Do this: Write out every line of the entries below without changing anything.

[Data listing]
· · · ·

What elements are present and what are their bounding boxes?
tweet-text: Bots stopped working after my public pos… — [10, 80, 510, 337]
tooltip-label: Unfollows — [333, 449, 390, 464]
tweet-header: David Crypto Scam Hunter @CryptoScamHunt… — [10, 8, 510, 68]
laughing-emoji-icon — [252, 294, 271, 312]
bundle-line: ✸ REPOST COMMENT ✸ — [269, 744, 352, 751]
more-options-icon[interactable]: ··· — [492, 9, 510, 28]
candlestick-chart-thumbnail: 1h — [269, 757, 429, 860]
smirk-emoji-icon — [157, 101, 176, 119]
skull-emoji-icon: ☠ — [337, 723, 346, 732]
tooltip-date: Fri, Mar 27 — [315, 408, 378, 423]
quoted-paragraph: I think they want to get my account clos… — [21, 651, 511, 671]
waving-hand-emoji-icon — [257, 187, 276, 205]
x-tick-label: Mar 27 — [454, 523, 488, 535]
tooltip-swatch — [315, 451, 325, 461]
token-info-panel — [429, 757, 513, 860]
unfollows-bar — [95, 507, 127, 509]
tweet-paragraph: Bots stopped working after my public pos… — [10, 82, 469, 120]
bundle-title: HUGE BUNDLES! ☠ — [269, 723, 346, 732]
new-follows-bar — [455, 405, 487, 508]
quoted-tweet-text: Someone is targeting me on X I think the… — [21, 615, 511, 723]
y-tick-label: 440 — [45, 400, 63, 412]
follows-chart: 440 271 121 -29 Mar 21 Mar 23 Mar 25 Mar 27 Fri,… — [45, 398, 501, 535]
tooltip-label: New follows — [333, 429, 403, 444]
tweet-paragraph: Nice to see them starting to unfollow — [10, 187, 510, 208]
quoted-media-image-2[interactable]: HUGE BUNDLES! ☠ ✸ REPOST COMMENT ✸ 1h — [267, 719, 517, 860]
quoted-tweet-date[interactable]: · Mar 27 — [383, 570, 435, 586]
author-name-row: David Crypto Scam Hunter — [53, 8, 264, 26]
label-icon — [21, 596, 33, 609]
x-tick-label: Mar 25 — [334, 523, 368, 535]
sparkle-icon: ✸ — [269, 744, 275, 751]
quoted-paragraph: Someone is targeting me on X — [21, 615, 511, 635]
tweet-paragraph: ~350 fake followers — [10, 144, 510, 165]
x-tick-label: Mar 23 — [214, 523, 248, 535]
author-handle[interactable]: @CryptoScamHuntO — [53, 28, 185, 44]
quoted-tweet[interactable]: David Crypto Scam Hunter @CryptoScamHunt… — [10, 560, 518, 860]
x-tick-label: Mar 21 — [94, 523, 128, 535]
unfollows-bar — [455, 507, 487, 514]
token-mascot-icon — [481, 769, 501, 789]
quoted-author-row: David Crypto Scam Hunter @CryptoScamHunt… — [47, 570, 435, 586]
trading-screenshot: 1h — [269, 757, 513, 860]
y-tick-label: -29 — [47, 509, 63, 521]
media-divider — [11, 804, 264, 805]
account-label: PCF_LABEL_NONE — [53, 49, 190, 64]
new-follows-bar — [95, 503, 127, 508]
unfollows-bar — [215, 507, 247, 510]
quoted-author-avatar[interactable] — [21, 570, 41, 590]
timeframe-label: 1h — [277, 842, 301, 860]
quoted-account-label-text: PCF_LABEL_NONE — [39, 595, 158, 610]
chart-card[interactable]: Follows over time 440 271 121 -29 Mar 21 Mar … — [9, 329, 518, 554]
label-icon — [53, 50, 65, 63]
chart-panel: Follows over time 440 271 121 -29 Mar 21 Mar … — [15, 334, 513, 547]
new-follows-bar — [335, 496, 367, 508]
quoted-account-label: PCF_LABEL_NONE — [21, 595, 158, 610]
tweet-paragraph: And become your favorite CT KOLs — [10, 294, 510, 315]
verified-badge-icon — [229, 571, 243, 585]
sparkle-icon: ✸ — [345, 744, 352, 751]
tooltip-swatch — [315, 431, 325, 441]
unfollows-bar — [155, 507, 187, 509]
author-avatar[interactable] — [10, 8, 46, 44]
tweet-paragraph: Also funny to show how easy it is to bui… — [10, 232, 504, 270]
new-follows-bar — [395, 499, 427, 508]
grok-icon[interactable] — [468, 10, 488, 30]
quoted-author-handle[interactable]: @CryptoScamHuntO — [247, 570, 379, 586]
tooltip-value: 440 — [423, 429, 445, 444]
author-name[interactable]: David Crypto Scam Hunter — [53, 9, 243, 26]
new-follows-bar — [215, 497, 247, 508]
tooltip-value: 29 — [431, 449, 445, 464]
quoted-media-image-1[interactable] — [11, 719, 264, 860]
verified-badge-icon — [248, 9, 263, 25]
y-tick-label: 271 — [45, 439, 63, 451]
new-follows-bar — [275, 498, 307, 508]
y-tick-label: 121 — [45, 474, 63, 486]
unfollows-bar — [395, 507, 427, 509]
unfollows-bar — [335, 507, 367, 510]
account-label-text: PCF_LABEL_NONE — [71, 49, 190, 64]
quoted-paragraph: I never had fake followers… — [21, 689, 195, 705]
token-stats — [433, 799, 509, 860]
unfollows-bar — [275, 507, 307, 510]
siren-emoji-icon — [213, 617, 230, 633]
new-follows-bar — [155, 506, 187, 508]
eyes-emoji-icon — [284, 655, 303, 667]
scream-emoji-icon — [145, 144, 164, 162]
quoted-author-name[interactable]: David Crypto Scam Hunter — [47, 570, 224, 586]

· · · ·

Answer for this exercise:
What elements are present and what are their bounding boxes?
tweet-text: Bots stopped working after my public pos… — [10, 80, 510, 337]
tooltip-label: Unfollows — [333, 449, 390, 464]
tweet-header: David Crypto Scam Hunter @CryptoScamHunt… — [10, 8, 510, 68]
laughing-emoji-icon — [252, 294, 271, 312]
bundle-line: ✸ REPOST COMMENT ✸ — [269, 744, 352, 751]
more-options-icon[interactable]: ··· — [492, 9, 510, 28]
candlestick-chart-thumbnail: 1h — [269, 757, 429, 860]
smirk-emoji-icon — [157, 101, 176, 119]
skull-emoji-icon: ☠ — [337, 723, 346, 732]
tooltip-date: Fri, Mar 27 — [315, 408, 378, 423]
quoted-paragraph: I think they want to get my account clos… — [21, 651, 511, 671]
waving-hand-emoji-icon — [257, 187, 276, 205]
x-tick-label: Mar 27 — [454, 523, 488, 535]
tooltip-swatch — [315, 451, 325, 461]
token-info-panel — [429, 757, 513, 860]
unfollows-bar — [95, 507, 127, 509]
tweet-paragraph: Bots stopped working after my public pos… — [10, 82, 469, 120]
bundle-title: HUGE BUNDLES! ☠ — [269, 723, 346, 732]
new-follows-bar — [455, 405, 487, 508]
quoted-tweet-text: Someone is targeting me on X I think the… — [21, 615, 511, 723]
y-tick-label: 440 — [45, 400, 63, 412]
follows-chart: 440 271 121 -29 Mar 21 Mar 23 Mar 25 Mar 27 Fri,… — [45, 398, 501, 535]
tooltip-label: New follows — [333, 429, 403, 444]
tweet-paragraph: Nice to see them starting to unfollow — [10, 187, 510, 208]
quoted-media-image-2[interactable]: HUGE BUNDLES! ☠ ✸ REPOST COMMENT ✸ 1h — [267, 719, 517, 860]
quoted-tweet-date[interactable]: · Mar 27 — [383, 570, 435, 586]
author-name-row: David Crypto Scam Hunter — [53, 8, 264, 26]
label-icon — [21, 596, 33, 609]
x-tick-label: Mar 25 — [334, 523, 368, 535]
sparkle-icon: ✸ — [269, 744, 275, 751]
quoted-paragraph: Someone is targeting me on X — [21, 615, 511, 635]
tweet-paragraph: ~350 fake followers — [10, 144, 510, 165]
x-tick-label: Mar 23 — [214, 523, 248, 535]
author-handle[interactable]: @CryptoScamHuntO — [53, 28, 185, 44]
quoted-tweet[interactable]: David Crypto Scam Hunter @CryptoScamHunt… — [10, 560, 518, 860]
x-tick-label: Mar 21 — [94, 523, 128, 535]
unfollows-bar — [455, 507, 487, 514]
token-mascot-icon — [481, 769, 501, 789]
quoted-author-row: David Crypto Scam Hunter @CryptoScamHunt… — [47, 570, 435, 586]
trading-screenshot: 1h — [269, 757, 513, 860]
y-tick-label: -29 — [47, 509, 63, 521]
media-divider — [11, 804, 264, 805]
account-label: PCF_LABEL_NONE — [53, 49, 190, 64]
new-follows-bar — [95, 503, 127, 508]
unfollows-bar — [215, 507, 247, 510]
quoted-author-avatar[interactable] — [21, 570, 41, 590]
timeframe-label: 1h — [277, 842, 301, 860]
quoted-account-label-text: PCF_LABEL_NONE — [39, 595, 158, 610]
chart-card[interactable]: Follows over time 440 271 121 -29 Mar 21 Mar … — [9, 329, 518, 554]
label-icon — [53, 50, 65, 63]
chart-panel: Follows over time 440 271 121 -29 Mar 21 Mar … — [15, 334, 513, 547]
new-follows-bar — [335, 496, 367, 508]
quoted-account-label: PCF_LABEL_NONE — [21, 595, 158, 610]
tweet-paragraph: And become your favorite CT KOLs — [10, 294, 510, 315]
verified-badge-icon — [229, 571, 243, 585]
sparkle-icon: ✸ — [345, 744, 352, 751]
tooltip-swatch — [315, 431, 325, 441]
unfollows-bar — [155, 507, 187, 509]
author-avatar[interactable] — [10, 8, 46, 44]
tweet-paragraph: Also funny to show how easy it is to bui… — [10, 232, 504, 270]
new-follows-bar — [395, 499, 427, 508]
grok-icon[interactable] — [468, 10, 488, 30]
quoted-author-handle[interactable]: @CryptoScamHuntO — [247, 570, 379, 586]
tooltip-value: 440 — [423, 429, 445, 444]
author-name[interactable]: David Crypto Scam Hunter — [53, 9, 243, 26]
new-follows-bar — [215, 497, 247, 508]
tooltip-value: 29 — [431, 449, 445, 464]
quoted-media-image-1[interactable] — [11, 719, 264, 860]
verified-badge-icon — [248, 9, 263, 25]
y-tick-label: 271 — [45, 439, 63, 451]
new-follows-bar — [275, 498, 307, 508]
y-tick-label: 121 — [45, 474, 63, 486]
unfollows-bar — [395, 507, 427, 509]
unfollows-bar — [335, 507, 367, 510]
account-label-text: PCF_LABEL_NONE — [71, 49, 190, 64]
quoted-paragraph: I never had fake followers… — [21, 689, 195, 705]
token-stats — [433, 799, 509, 860]
unfollows-bar — [275, 507, 307, 510]
siren-emoji-icon — [213, 617, 230, 633]
new-follows-bar — [155, 506, 187, 508]
eyes-emoji-icon — [284, 655, 303, 667]
scream-emoji-icon — [145, 144, 164, 162]
quoted-author-name[interactable]: David Crypto Scam Hunter — [47, 570, 224, 586]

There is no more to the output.